=== Data rows ===
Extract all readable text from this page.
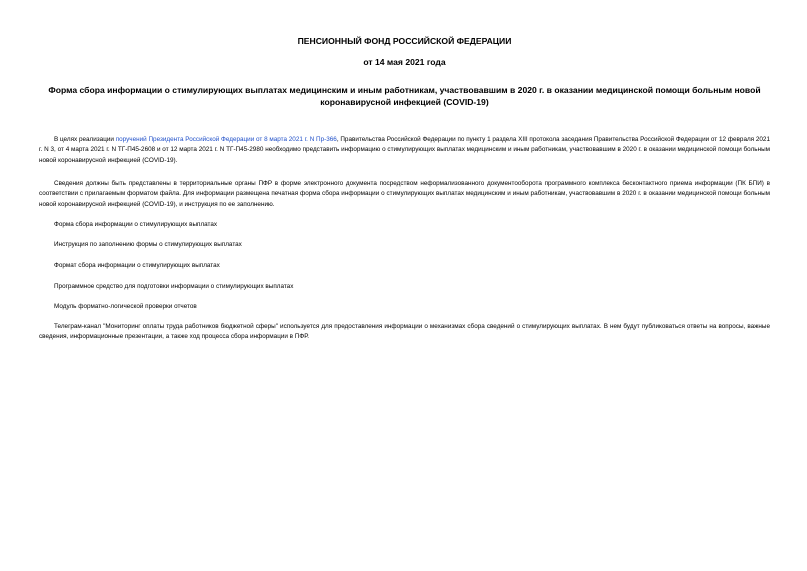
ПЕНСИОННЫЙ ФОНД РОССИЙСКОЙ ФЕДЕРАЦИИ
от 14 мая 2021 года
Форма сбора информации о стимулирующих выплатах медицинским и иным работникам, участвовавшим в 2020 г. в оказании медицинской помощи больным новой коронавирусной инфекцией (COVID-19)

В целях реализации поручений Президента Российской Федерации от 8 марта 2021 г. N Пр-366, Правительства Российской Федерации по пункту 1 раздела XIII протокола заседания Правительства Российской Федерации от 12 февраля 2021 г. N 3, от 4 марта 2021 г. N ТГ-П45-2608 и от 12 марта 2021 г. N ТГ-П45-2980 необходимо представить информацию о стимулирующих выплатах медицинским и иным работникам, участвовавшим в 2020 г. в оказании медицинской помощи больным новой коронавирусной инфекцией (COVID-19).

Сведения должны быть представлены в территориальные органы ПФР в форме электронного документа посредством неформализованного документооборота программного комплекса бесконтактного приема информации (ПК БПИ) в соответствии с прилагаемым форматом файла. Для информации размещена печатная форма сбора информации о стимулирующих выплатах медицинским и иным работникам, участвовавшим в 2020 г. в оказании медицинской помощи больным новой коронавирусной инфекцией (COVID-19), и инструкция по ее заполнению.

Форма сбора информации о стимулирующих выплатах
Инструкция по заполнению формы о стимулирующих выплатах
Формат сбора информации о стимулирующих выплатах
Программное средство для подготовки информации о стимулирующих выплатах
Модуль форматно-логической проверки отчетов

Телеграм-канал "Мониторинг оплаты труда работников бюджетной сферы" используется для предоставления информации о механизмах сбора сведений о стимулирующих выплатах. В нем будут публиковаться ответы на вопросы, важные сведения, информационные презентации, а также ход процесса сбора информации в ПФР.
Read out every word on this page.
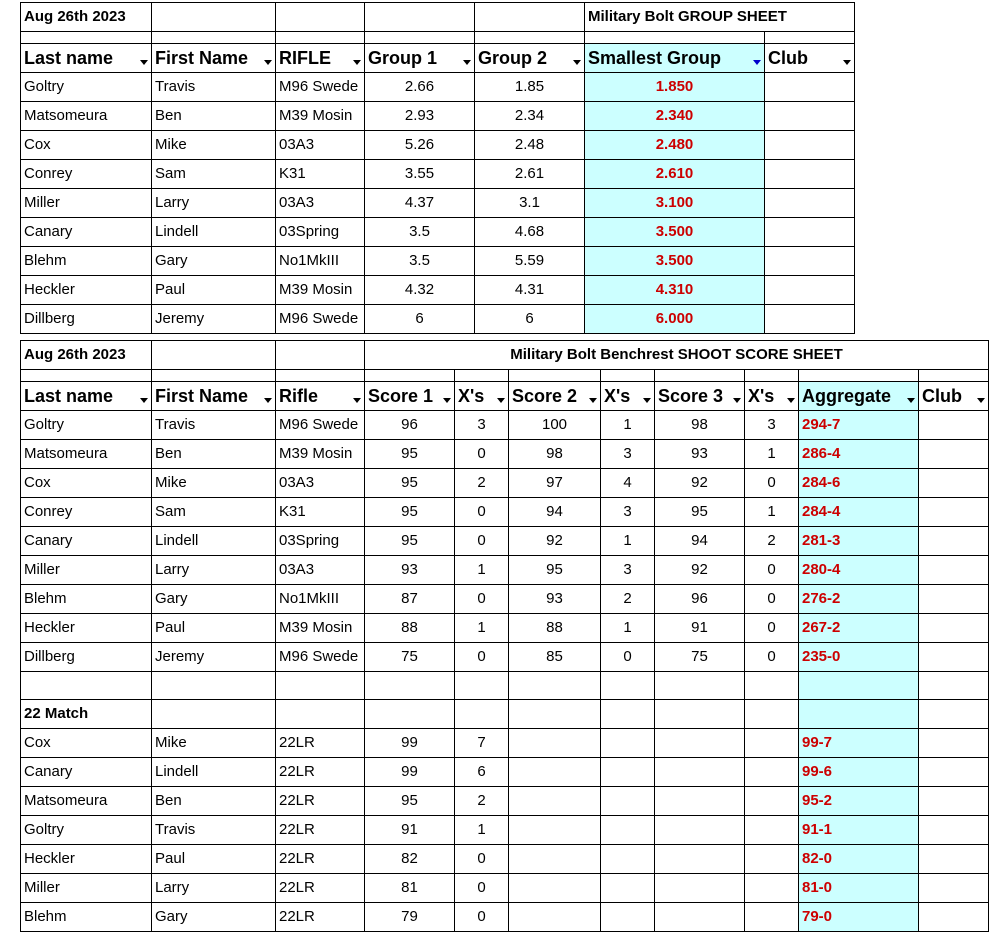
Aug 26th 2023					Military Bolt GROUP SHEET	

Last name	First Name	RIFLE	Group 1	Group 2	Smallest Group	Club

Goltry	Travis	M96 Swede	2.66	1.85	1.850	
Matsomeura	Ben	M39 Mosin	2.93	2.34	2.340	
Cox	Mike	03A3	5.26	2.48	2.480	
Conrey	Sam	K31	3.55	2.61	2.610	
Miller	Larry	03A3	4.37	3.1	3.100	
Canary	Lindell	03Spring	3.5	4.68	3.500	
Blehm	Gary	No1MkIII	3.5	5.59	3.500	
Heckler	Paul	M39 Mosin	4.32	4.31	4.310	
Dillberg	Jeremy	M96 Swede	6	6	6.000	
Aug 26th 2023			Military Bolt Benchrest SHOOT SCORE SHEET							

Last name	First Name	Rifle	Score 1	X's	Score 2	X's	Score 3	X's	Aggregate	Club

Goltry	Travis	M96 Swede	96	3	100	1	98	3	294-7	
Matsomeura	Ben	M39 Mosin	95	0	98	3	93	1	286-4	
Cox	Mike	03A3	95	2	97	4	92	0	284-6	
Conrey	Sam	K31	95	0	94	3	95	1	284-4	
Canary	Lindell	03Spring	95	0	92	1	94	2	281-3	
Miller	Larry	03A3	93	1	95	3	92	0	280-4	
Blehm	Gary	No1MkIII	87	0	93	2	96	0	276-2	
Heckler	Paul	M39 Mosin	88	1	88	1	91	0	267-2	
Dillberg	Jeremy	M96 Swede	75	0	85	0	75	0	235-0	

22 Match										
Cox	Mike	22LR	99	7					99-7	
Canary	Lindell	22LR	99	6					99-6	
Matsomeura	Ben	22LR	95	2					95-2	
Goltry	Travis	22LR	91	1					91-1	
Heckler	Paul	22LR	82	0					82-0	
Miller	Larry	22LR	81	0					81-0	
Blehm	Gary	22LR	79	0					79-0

---

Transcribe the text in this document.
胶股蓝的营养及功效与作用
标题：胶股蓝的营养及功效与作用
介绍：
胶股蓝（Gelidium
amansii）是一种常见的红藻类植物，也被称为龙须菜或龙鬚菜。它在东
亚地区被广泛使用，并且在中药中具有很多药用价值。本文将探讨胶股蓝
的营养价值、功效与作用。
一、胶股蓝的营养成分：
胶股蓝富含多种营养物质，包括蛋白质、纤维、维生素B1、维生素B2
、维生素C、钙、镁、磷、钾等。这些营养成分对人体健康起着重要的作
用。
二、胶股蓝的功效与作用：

=== Exercise instructions ===
Read the entries above, then pull out the lines that include "this".

=== Reply to the task ===
Extract all readable text from this page.
Read out every word on this page.
Transcribe the text in this document.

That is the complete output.